-- DATA FOR THE TASK follows --

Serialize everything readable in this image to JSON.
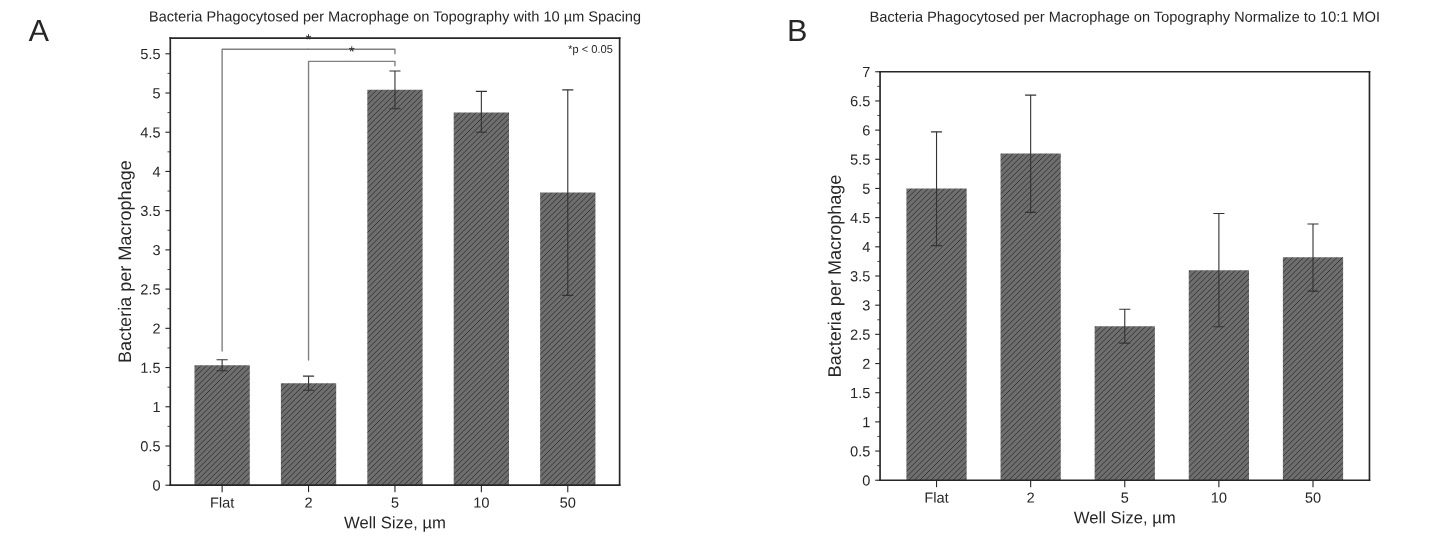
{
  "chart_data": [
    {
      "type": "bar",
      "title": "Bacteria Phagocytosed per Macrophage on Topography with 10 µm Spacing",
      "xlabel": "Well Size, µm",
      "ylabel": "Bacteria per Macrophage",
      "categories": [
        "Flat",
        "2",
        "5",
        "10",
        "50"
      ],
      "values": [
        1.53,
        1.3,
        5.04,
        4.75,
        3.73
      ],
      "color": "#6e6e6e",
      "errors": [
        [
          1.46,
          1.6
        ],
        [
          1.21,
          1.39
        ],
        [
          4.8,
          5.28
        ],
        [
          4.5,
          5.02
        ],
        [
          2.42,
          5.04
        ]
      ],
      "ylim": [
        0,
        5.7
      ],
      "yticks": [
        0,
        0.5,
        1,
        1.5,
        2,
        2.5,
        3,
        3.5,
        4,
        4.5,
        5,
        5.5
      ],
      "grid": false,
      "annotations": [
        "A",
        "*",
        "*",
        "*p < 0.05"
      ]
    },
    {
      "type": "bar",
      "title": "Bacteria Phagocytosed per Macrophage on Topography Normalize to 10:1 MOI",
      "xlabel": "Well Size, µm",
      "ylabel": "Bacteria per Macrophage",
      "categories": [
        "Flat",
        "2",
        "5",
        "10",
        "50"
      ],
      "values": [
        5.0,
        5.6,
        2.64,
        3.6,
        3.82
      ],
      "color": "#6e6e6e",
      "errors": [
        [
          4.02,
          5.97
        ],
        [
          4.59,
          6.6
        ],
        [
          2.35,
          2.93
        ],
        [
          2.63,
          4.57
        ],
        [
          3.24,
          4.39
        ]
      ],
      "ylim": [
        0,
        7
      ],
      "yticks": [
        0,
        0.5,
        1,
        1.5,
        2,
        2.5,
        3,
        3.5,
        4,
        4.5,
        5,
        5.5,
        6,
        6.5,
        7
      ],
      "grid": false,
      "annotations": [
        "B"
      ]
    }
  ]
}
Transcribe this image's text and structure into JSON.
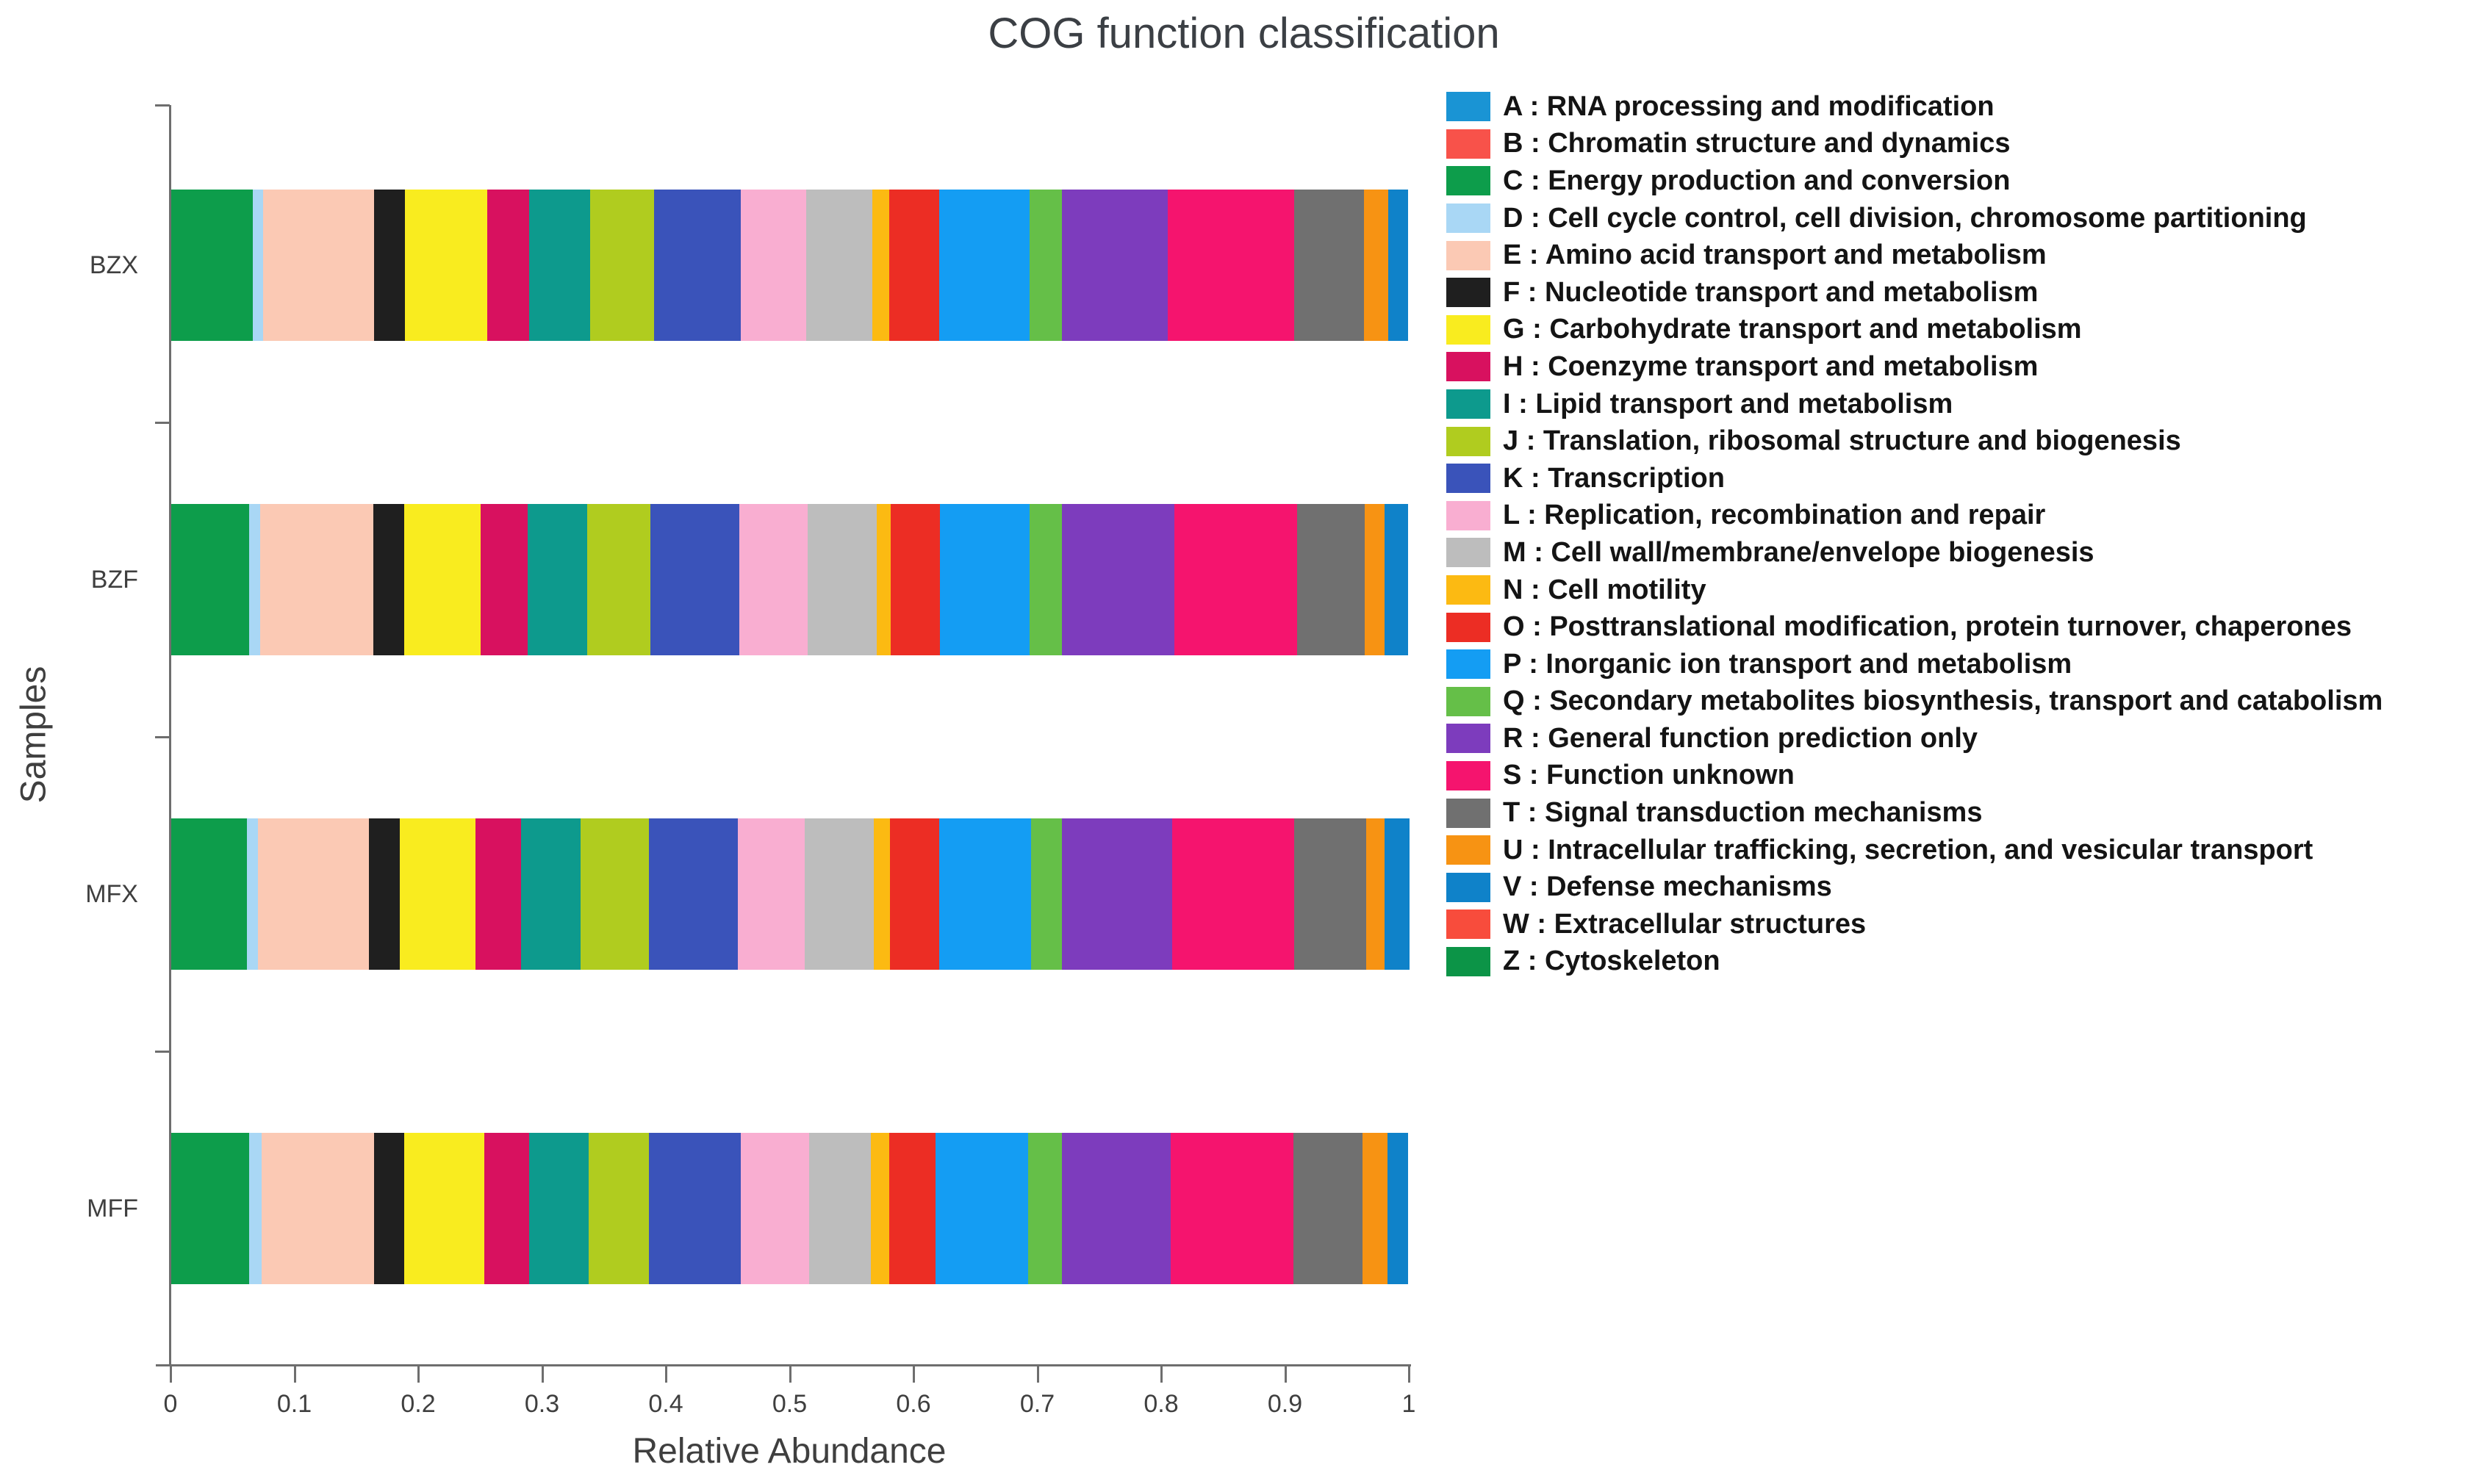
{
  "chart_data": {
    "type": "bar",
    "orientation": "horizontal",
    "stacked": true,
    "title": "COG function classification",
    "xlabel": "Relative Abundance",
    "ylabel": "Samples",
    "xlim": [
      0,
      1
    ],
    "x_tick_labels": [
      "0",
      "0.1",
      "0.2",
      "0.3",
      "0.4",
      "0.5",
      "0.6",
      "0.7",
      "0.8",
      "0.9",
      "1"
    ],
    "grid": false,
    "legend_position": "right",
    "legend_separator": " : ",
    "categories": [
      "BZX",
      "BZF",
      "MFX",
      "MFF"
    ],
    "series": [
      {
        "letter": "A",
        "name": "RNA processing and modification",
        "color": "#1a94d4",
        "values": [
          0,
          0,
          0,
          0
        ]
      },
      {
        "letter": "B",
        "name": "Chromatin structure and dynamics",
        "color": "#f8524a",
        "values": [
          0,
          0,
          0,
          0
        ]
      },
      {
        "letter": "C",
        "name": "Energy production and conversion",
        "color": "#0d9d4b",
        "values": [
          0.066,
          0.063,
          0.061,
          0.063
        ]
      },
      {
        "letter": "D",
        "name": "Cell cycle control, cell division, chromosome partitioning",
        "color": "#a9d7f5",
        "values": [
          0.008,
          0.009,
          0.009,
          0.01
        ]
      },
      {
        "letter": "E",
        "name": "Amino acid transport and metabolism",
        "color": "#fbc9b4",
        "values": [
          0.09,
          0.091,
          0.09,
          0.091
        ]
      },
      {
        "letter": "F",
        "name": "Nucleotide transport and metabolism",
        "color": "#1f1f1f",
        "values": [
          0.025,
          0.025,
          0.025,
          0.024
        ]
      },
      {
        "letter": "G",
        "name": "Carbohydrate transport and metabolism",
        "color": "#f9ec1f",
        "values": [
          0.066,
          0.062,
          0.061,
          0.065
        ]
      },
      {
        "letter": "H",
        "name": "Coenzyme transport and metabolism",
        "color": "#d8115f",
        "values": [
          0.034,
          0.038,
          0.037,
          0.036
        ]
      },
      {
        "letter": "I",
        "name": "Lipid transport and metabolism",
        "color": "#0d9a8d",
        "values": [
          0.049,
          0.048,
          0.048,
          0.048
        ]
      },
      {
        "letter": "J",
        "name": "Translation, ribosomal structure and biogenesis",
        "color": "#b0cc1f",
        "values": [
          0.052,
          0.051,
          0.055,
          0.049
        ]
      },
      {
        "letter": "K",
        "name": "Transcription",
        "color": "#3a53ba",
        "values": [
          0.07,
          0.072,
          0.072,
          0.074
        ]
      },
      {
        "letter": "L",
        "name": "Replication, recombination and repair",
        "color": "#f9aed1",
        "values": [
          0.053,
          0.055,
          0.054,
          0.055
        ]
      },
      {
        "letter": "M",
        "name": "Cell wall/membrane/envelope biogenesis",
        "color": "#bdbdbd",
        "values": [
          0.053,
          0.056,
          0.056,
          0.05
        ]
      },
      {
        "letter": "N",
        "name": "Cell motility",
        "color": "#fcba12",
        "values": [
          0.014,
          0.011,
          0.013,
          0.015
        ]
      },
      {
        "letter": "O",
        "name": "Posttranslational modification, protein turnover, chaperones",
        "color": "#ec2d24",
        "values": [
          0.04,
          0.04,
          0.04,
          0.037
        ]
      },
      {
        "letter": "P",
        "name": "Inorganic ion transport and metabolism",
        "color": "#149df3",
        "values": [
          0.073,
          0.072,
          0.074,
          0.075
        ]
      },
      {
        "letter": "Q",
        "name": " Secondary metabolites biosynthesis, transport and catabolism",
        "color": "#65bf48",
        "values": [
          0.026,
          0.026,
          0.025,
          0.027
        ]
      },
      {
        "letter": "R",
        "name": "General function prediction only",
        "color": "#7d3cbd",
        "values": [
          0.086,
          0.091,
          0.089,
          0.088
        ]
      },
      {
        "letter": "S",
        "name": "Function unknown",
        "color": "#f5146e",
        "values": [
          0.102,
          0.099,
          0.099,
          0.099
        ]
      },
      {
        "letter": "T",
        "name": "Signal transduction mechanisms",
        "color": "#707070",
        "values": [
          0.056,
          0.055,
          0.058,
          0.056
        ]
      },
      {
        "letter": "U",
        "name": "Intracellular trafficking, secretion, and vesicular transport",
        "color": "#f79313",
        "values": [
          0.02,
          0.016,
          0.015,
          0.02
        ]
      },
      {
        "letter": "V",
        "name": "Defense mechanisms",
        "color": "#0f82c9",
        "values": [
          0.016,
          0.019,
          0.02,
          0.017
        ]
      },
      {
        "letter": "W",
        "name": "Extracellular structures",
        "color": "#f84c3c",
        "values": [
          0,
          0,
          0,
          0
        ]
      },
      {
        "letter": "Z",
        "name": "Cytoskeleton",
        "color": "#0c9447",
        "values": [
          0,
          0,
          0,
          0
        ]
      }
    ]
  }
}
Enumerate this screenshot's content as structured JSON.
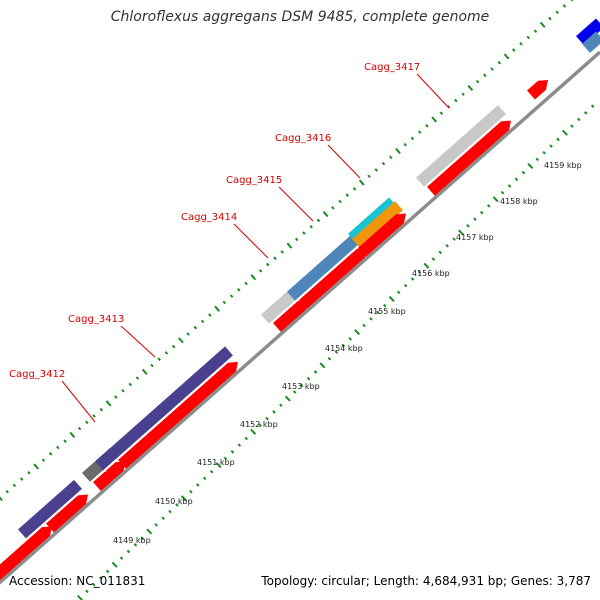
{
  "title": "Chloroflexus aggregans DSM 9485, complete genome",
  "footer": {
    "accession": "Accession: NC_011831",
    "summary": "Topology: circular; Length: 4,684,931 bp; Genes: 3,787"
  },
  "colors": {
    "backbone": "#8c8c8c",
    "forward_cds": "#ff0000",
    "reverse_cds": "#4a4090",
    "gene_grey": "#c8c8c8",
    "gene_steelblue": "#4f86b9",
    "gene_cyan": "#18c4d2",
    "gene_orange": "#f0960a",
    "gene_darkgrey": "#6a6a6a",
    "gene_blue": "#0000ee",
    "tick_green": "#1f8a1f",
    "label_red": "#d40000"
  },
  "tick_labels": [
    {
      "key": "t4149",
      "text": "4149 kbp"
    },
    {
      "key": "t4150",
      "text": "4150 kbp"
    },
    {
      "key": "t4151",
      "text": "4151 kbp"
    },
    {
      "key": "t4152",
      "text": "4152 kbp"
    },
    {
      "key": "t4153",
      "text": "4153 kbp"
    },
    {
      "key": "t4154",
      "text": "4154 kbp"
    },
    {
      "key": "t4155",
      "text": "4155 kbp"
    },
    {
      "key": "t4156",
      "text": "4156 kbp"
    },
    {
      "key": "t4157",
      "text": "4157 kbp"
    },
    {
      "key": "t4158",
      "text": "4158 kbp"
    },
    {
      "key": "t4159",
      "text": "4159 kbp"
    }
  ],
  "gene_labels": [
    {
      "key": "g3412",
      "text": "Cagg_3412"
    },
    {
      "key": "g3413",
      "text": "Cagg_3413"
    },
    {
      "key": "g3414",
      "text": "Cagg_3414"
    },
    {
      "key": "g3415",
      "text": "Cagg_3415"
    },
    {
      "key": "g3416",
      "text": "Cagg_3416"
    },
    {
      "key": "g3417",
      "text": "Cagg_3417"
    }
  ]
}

-- DATA FOR THE TASK concluded --

WHAT YOU NEED TO DO: Line by line, count how many lines of the entries contain the word "modification", and give only that number.

SOLVED PROBLEM: 2